### RECORDS FOR THE TASK:
-- -- --
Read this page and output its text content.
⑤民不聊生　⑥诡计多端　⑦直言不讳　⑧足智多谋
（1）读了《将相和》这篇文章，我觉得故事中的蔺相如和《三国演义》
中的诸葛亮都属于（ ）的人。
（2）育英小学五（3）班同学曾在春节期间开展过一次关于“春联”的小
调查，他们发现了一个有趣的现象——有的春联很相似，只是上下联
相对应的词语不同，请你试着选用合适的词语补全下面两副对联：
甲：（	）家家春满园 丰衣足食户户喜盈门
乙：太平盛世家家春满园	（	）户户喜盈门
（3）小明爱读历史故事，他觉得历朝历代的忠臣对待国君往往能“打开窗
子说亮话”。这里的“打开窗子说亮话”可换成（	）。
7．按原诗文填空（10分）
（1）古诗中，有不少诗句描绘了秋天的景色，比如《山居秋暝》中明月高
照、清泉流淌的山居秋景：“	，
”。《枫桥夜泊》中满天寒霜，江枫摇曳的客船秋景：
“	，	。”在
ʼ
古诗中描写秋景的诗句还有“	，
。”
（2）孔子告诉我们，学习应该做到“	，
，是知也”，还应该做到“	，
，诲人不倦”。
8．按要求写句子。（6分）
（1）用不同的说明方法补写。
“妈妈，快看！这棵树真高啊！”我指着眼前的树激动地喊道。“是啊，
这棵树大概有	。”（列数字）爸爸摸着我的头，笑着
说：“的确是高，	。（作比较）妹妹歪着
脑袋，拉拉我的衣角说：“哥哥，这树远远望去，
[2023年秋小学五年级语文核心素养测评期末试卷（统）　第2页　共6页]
-- -- --
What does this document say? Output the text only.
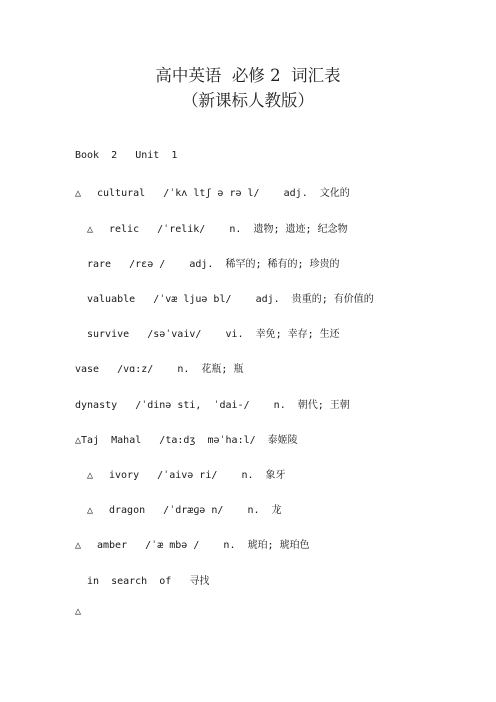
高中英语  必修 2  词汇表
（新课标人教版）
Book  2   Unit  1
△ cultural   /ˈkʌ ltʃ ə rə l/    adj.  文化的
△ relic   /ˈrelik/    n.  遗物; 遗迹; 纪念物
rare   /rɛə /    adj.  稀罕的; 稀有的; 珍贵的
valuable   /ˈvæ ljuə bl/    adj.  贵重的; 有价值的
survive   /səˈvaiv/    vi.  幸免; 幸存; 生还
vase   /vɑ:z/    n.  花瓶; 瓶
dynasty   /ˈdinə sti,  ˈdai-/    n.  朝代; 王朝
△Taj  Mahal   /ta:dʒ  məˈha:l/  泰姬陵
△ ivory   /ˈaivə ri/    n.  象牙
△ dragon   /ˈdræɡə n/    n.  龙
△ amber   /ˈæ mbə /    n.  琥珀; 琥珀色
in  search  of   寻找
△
-- -- --
### WRITTEN REQUEST:
Say how many lines in this material hold "text", and say nothing else.

### REPLY:
2